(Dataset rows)
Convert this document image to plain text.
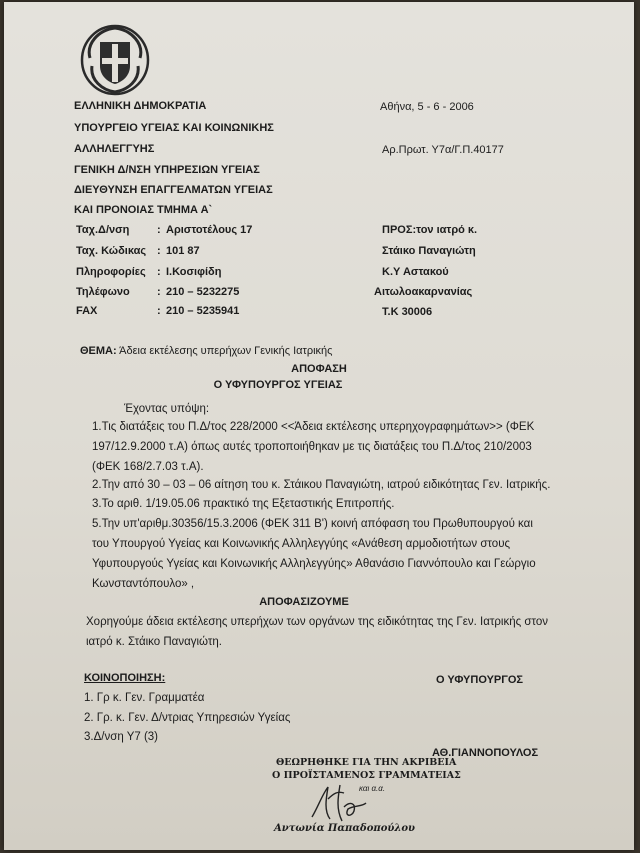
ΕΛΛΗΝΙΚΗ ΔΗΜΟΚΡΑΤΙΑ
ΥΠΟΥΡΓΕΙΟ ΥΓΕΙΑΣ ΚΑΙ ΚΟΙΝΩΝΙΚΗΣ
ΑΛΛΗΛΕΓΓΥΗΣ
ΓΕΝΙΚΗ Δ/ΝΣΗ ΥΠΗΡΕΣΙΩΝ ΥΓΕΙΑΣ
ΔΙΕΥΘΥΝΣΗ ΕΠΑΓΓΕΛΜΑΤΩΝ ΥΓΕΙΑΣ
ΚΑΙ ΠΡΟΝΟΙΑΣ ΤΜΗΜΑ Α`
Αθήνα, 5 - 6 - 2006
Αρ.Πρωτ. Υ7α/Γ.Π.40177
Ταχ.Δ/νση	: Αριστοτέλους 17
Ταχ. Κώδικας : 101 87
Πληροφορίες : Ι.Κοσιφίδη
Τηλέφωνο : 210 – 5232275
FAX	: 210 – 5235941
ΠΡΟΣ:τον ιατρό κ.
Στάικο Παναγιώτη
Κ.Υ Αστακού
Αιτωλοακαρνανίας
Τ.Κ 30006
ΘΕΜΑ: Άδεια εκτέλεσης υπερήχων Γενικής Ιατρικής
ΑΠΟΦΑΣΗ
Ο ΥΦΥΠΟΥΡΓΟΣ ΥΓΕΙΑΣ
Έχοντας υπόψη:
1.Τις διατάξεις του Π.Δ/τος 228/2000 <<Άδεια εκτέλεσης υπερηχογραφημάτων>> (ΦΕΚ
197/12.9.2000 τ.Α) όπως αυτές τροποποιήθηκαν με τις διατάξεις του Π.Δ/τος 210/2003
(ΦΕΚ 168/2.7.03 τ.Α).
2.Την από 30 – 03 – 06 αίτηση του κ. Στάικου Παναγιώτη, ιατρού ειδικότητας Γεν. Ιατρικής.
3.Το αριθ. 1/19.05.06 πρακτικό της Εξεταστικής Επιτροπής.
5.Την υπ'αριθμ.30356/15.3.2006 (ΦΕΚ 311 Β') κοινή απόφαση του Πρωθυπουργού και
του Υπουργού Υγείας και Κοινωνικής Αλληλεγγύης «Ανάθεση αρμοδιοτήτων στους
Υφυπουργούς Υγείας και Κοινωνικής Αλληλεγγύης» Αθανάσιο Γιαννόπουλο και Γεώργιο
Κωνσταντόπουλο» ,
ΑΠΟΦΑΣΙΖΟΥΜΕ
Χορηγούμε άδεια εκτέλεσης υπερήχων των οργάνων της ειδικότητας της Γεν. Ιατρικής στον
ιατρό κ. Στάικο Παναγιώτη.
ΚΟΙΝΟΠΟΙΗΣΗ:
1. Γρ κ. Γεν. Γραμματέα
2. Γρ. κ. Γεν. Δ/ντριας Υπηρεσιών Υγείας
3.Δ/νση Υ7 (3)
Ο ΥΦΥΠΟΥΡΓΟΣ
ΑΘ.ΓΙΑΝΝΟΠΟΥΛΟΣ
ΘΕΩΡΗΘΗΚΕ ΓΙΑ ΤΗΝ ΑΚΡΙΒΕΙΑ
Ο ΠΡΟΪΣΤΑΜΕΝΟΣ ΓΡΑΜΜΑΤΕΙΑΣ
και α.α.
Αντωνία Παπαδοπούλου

==

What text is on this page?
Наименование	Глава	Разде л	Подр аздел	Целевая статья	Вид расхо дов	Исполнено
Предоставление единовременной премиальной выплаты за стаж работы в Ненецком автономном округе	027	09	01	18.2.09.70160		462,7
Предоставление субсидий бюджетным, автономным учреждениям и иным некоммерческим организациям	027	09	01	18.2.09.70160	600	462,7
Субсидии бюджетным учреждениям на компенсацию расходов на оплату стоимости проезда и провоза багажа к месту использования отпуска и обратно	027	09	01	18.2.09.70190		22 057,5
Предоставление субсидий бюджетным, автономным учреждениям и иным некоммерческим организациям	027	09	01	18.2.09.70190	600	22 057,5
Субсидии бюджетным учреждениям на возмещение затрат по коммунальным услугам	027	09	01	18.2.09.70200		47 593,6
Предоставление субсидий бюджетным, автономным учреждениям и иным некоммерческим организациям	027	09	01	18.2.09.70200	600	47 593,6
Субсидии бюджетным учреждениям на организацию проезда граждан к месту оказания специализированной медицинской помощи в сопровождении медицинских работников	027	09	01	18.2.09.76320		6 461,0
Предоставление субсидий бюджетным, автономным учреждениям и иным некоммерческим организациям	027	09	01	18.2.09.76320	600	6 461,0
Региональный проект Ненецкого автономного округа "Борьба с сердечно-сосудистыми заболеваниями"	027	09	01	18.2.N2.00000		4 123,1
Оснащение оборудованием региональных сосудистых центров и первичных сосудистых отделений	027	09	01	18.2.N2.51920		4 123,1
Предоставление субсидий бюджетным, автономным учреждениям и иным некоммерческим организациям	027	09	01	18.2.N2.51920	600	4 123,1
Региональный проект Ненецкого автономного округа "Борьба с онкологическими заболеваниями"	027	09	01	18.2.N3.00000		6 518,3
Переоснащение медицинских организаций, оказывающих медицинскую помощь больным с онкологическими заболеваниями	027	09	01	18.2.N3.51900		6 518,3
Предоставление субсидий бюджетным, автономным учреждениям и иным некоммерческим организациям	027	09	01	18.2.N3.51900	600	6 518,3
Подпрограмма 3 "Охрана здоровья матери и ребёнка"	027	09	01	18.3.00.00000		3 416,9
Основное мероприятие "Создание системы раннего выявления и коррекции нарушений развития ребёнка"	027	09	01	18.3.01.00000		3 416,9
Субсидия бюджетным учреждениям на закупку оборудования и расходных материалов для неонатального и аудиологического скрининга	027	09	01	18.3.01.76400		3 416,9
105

Work to complete: Copy all lines from the data that hold the word "учреждениям".

Exercise output:
Предоставление субсидий бюджетным, автономным учреждениям и иным некоммерческим организациям	027	09	01	18.2.09.70160	600	462,7
Субсидии бюджетным учреждениям на компенсацию расходов на оплату стоимости проезда и провоза багажа к месту использования отпуска и обратно	027	09	01	18.2.09.70190		22 057,5
Предоставление субсидий бюджетным, автономным учреждениям и иным некоммерческим организациям	027	09	01	18.2.09.70190	600	22 057,5
Субсидии бюджетным учреждениям на возмещение затрат по коммунальным услугам	027	09	01	18.2.09.70200		47 593,6
Предоставление субсидий бюджетным, автономным учреждениям и иным некоммерческим организациям	027	09	01	18.2.09.70200	600	47 593,6
Субсидии бюджетным учреждениям на организацию проезда граждан к месту оказания специализированной медицинской помощи в сопровождении медицинских работников	027	09	01	18.2.09.76320		6 461,0
Предоставление субсидий бюджетным, автономным учреждениям и иным некоммерческим организациям	027	09	01	18.2.09.76320	600	6 461,0
Предоставление субсидий бюджетным, автономным учреждениям и иным некоммерческим организациям	027	09	01	18.2.N2.51920	600	4 123,1
Предоставление субсидий бюджетным, автономным учреждениям и иным некоммерческим организациям	027	09	01	18.2.N3.51900	600	6 518,3
Субсидия бюджетным учреждениям на закупку оборудования и расходных материалов для неонатального и аудиологического скрининга	027	09	01	18.3.01.76400		3 416,9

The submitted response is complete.